Go through the entries one line at a time, and gather every line that has the word "tham".

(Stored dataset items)

▬▬▬▬▬▬

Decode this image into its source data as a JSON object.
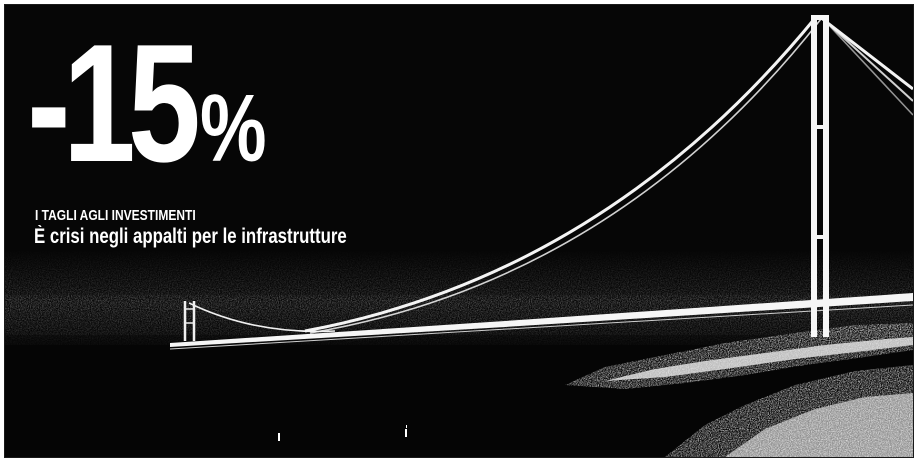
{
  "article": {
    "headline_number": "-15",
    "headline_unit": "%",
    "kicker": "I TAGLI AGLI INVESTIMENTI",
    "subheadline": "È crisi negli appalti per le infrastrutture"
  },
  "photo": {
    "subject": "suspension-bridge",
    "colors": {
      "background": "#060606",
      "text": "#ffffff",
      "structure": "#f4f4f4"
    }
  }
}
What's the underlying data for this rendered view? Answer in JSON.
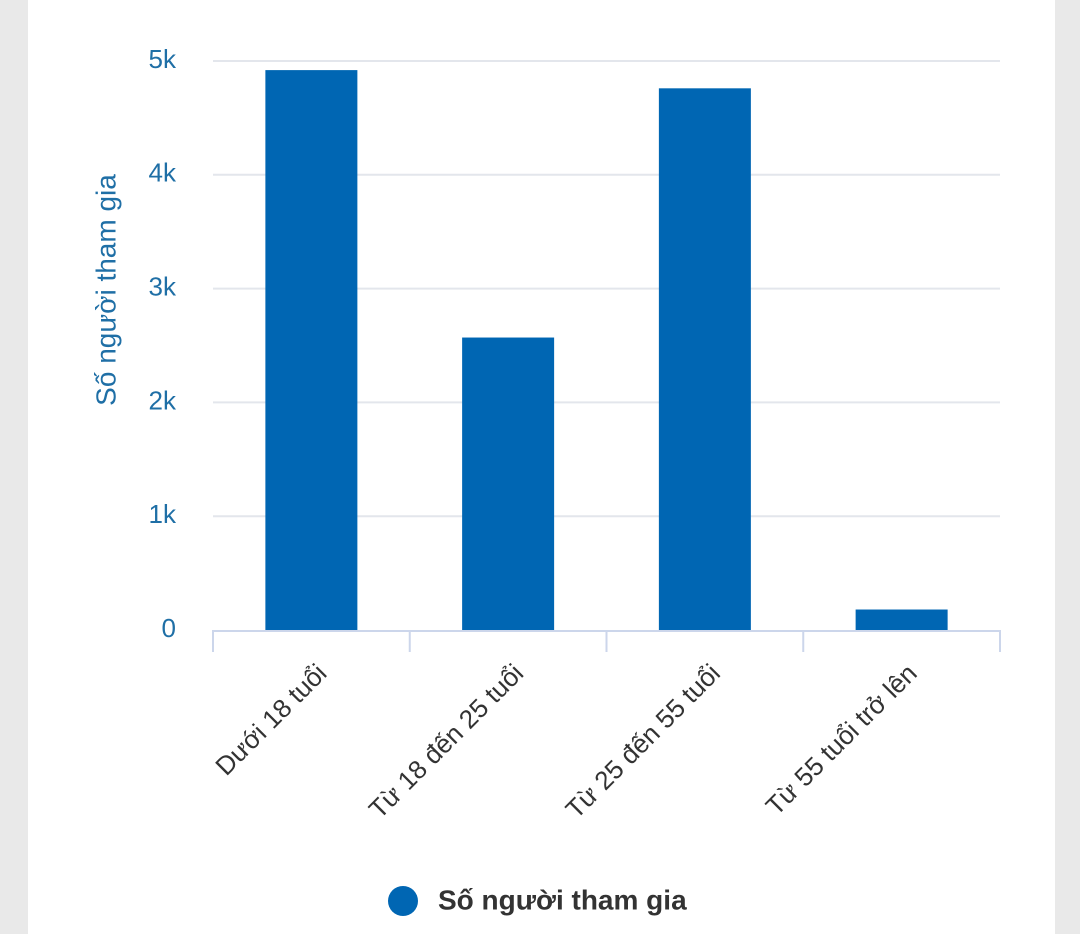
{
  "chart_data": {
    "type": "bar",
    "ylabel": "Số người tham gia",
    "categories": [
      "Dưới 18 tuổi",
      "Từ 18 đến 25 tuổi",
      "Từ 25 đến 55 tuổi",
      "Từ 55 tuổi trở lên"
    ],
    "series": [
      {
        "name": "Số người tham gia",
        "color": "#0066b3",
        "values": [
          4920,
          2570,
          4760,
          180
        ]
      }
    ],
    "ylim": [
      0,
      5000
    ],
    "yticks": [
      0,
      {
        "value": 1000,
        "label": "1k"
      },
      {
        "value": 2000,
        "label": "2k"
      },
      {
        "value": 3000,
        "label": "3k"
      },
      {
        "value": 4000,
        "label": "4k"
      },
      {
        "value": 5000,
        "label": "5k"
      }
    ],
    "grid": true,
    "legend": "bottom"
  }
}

▬▬▬▬▬▬

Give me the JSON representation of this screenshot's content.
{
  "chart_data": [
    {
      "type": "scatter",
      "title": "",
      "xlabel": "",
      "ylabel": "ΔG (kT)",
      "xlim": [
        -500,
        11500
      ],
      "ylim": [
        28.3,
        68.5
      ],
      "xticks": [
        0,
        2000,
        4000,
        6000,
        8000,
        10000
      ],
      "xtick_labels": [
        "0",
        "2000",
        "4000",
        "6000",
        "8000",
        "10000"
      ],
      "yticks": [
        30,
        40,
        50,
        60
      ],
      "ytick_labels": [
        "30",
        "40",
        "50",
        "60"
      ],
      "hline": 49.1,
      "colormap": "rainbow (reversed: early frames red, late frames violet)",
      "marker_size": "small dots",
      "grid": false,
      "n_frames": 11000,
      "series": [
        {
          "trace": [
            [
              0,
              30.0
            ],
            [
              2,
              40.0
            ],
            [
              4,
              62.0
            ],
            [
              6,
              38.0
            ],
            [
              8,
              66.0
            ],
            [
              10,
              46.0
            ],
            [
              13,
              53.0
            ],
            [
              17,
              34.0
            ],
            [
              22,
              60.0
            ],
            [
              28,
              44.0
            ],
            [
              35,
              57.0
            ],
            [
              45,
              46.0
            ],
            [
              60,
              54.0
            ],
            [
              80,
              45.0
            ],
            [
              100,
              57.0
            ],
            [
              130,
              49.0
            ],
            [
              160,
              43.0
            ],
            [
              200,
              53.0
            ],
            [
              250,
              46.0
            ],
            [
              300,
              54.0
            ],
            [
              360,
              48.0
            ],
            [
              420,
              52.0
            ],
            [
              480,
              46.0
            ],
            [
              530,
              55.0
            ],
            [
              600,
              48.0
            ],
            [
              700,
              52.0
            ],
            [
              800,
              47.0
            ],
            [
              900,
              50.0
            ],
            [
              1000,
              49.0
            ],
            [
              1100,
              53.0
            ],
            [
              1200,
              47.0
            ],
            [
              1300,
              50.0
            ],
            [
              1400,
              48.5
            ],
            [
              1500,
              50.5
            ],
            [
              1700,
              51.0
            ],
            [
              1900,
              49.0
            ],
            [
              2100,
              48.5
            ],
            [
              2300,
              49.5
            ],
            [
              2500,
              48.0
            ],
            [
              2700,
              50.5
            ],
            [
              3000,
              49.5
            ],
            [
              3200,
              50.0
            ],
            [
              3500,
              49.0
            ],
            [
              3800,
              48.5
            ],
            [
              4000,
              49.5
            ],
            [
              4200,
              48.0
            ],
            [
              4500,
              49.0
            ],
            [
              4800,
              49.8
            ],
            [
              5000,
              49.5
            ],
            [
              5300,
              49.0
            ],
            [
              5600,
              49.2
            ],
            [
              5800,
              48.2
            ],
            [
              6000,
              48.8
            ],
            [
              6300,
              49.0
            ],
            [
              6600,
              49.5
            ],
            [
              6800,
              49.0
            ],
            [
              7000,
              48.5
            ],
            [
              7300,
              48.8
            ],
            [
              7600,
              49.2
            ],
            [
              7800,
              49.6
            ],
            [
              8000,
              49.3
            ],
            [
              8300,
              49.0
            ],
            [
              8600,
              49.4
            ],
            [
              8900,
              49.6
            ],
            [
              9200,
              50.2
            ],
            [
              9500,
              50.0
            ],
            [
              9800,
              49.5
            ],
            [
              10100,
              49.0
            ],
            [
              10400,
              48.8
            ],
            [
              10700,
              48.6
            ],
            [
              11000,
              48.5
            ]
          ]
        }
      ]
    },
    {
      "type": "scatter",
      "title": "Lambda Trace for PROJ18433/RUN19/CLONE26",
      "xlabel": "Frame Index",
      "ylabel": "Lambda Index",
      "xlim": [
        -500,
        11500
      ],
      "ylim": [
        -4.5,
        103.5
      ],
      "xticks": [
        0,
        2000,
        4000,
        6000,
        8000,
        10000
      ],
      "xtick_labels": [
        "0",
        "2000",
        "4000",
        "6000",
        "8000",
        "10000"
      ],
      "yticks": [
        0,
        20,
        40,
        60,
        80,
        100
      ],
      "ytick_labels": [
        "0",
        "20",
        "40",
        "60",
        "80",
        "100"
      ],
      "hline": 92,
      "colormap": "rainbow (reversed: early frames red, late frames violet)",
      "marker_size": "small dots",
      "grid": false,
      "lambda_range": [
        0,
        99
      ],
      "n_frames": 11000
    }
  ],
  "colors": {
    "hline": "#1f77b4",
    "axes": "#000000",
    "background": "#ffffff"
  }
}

▬▬▬▬▬▬

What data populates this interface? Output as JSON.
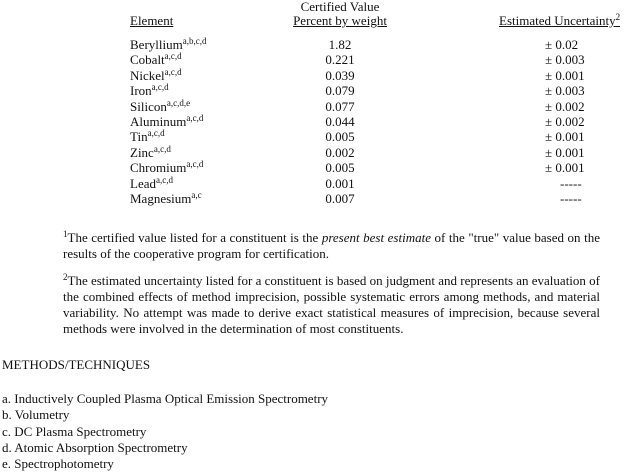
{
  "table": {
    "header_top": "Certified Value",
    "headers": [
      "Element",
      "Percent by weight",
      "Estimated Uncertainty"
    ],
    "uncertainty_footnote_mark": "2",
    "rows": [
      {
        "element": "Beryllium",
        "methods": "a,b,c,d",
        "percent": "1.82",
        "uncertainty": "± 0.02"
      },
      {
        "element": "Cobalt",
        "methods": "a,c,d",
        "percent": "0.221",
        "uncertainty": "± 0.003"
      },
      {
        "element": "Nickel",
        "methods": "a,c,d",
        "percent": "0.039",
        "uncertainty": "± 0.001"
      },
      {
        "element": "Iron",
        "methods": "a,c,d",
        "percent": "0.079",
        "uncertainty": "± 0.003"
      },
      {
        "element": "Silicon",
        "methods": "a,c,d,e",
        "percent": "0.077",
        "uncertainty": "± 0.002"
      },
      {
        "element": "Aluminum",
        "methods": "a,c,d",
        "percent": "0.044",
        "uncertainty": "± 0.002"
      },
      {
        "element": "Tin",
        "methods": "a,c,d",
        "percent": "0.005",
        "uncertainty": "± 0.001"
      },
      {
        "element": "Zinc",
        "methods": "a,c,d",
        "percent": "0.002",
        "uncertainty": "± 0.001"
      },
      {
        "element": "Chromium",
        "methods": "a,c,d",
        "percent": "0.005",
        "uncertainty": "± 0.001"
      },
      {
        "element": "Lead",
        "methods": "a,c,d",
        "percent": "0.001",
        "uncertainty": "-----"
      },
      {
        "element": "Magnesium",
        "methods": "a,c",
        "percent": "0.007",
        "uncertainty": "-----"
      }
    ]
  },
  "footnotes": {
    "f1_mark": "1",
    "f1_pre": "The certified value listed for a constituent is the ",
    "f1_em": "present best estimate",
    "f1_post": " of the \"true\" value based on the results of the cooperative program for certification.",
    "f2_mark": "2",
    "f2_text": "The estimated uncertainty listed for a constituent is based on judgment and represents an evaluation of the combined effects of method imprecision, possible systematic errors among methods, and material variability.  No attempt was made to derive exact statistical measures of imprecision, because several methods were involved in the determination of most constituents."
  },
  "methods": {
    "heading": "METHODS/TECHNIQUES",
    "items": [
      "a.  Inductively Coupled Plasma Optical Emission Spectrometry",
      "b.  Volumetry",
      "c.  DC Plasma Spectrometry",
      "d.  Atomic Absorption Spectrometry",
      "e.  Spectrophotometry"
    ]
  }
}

▬▬▬▬▬▬

WORKED SOLUTION:
    "ylabel": "Số người tham gia",
        "name": "Số người tham gia",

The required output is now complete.